───── SUPPLIED MATERIAL ─────

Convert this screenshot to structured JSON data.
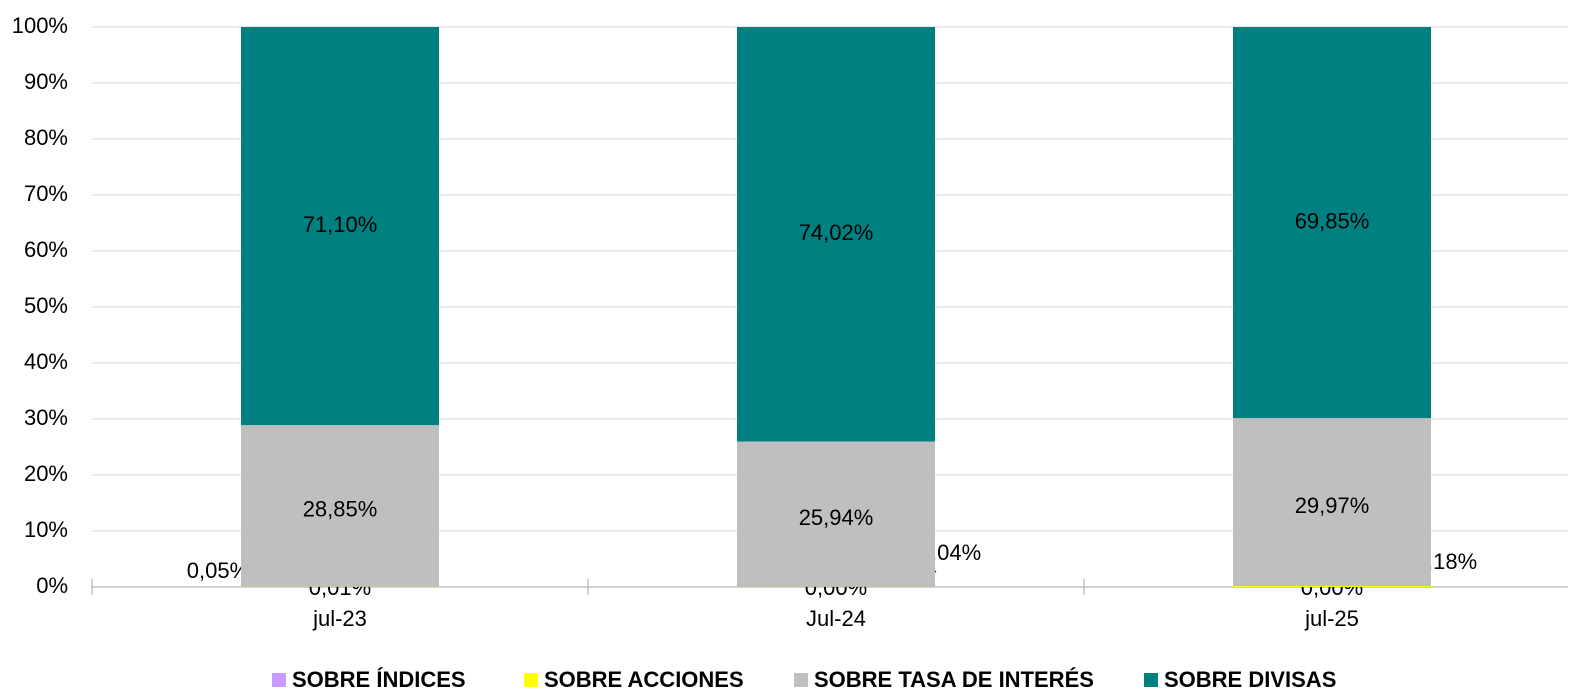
{
  "chart_data": {
    "type": "stacked_bar",
    "categories": [
      "jul-23",
      "Jul-24",
      "jul-25"
    ],
    "series": [
      {
        "name": "SOBRE  ÍNDICES",
        "color": "#cc99ff",
        "values": [
          0.01,
          0,
          0
        ],
        "value_labels": [
          "0,01%",
          "0,00%",
          "0,00%"
        ]
      },
      {
        "name": "SOBRE ACCIONES",
        "color": "#ffff00",
        "values": [
          0.05,
          0.04,
          0.18
        ],
        "value_labels": [
          "0,05%",
          "0,04%",
          "0,18%"
        ]
      },
      {
        "name": "SOBRE TASA DE INTERÉS",
        "color": "#bfbfbf",
        "values": [
          28.85,
          25.94,
          29.97
        ],
        "value_labels": [
          "28,85%",
          "25,94%",
          "29,97%"
        ]
      },
      {
        "name": "SOBRE  DIVISAS",
        "color": "#008080",
        "values": [
          71.1,
          74.02,
          69.85
        ],
        "value_labels": [
          "71,10%",
          "74,02%",
          "69,85%"
        ]
      }
    ],
    "ylim": [
      0,
      100
    ],
    "yticks": [
      {
        "value": 0,
        "label": "0%"
      },
      {
        "value": 10,
        "label": "10%"
      },
      {
        "value": 20,
        "label": "20%"
      },
      {
        "value": 30,
        "label": "30%"
      },
      {
        "value": 40,
        "label": "40%"
      },
      {
        "value": 50,
        "label": "50%"
      },
      {
        "value": 60,
        "label": "60%"
      },
      {
        "value": 70,
        "label": "70%"
      },
      {
        "value": 80,
        "label": "80%"
      },
      {
        "value": 90,
        "label": "90%"
      },
      {
        "value": 100,
        "label": "100%"
      }
    ],
    "grid": true
  }
}
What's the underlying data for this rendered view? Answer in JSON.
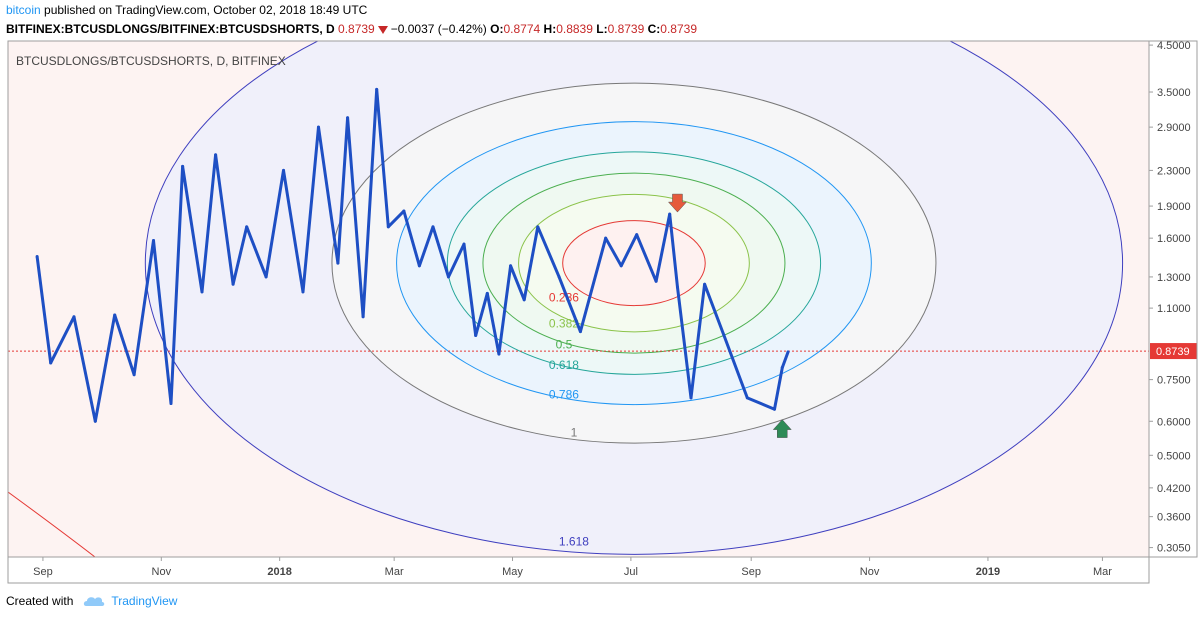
{
  "header": {
    "author": "bitcoin",
    "published_text": "published on TradingView.com, October 02, 2018 18:49 UTC",
    "symbol_line": "BITFINEX:BTCUSDLONGS/BITFINEX:BTCUSDSHORTS, D",
    "last": "0.8739",
    "change": "−0.0037 (−0.42%)",
    "o_label": "O:",
    "o": "0.8774",
    "h_label": "H:",
    "h": "0.8839",
    "l_label": "L:",
    "l": "0.8739",
    "c_label": "C:",
    "c": "0.8739"
  },
  "footer": {
    "created_with": "Created with",
    "brand": "TradingView"
  },
  "chart_data": {
    "type": "line",
    "title": "BTCUSDLONGS/BTCUSDSHORTS, D, BITFINEX",
    "y_scale": "log",
    "ylim": [
      0.29,
      4.6
    ],
    "y_ticks": [
      "4.5000",
      "3.5000",
      "2.9000",
      "2.3000",
      "1.9000",
      "1.6000",
      "1.3000",
      "1.1000",
      "0.8739",
      "0.7500",
      "0.6000",
      "0.5000",
      "0.4200",
      "0.3600",
      "0.3050"
    ],
    "y_tick_values": [
      4.5,
      3.5,
      2.9,
      2.3,
      1.9,
      1.6,
      1.3,
      1.1,
      0.8739,
      0.75,
      0.6,
      0.5,
      0.42,
      0.36,
      0.305
    ],
    "x_ticks": [
      "Sep",
      "Nov",
      "2018",
      "Mar",
      "May",
      "Jul",
      "Sep",
      "Nov",
      "2019",
      "Mar"
    ],
    "x_tick_dates": [
      "2017-09-01",
      "2017-11-01",
      "2018-01-01",
      "2018-03-01",
      "2018-05-01",
      "2018-07-01",
      "2018-09-01",
      "2018-11-01",
      "2019-01-01",
      "2019-03-01"
    ],
    "xlim": [
      "2017-08-14",
      "2019-03-25"
    ],
    "last_price": 0.8739,
    "zigzag": {
      "dates": [
        "2017-08-29",
        "2017-09-05",
        "2017-09-17",
        "2017-09-28",
        "2017-10-08",
        "2017-10-18",
        "2017-10-28",
        "2017-11-06",
        "2017-11-12",
        "2017-11-22",
        "2017-11-29",
        "2017-12-08",
        "2017-12-15",
        "2017-12-25",
        "2018-01-03",
        "2018-01-13",
        "2018-01-21",
        "2018-01-31",
        "2018-02-05",
        "2018-02-13",
        "2018-02-20",
        "2018-02-26",
        "2018-03-06",
        "2018-03-14",
        "2018-03-21",
        "2018-03-29",
        "2018-04-06",
        "2018-04-12",
        "2018-04-18",
        "2018-04-24",
        "2018-04-30",
        "2018-05-07",
        "2018-05-14",
        "2018-05-25",
        "2018-06-05",
        "2018-06-18",
        "2018-06-26",
        "2018-07-04",
        "2018-07-14",
        "2018-07-21",
        "2018-07-25",
        "2018-08-01",
        "2018-08-08",
        "2018-08-18",
        "2018-08-30",
        "2018-09-13",
        "2018-09-17",
        "2018-09-20"
      ],
      "values": [
        1.45,
        0.82,
        1.05,
        0.6,
        1.06,
        0.77,
        1.58,
        0.66,
        2.35,
        1.2,
        2.5,
        1.25,
        1.7,
        1.3,
        2.3,
        1.2,
        2.9,
        1.4,
        3.05,
        1.05,
        3.55,
        1.7,
        1.85,
        1.38,
        1.7,
        1.3,
        1.55,
        0.95,
        1.19,
        0.86,
        1.38,
        1.15,
        1.7,
        1.3,
        0.97,
        1.6,
        1.38,
        1.63,
        1.27,
        1.82,
        1.23,
        0.68,
        1.25,
        0.95,
        0.68,
        0.64,
        0.8,
        0.87
      ]
    },
    "fib_circle_levels": [
      "0.236",
      "0.382",
      "0.5",
      "0.618",
      "0.786",
      "1",
      "1.618"
    ],
    "fib_colors": [
      "#e53935",
      "#8bc34a",
      "#4caf50",
      "#26a69a",
      "#2196f3",
      "#787878",
      "#3f3fbf"
    ],
    "arrows": [
      {
        "direction": "down",
        "date": "2018-07-25",
        "value": 1.9,
        "color": "#e65a3c"
      },
      {
        "direction": "up",
        "date": "2018-09-17",
        "value": 0.58,
        "color": "#2e8b57"
      }
    ]
  }
}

─────

◆ GOAL OF THE EXERCISE: Determine the number of lines in the data that contain "name" as a word or string, and state only that number.

◆ EXPECTED ANSWER: 4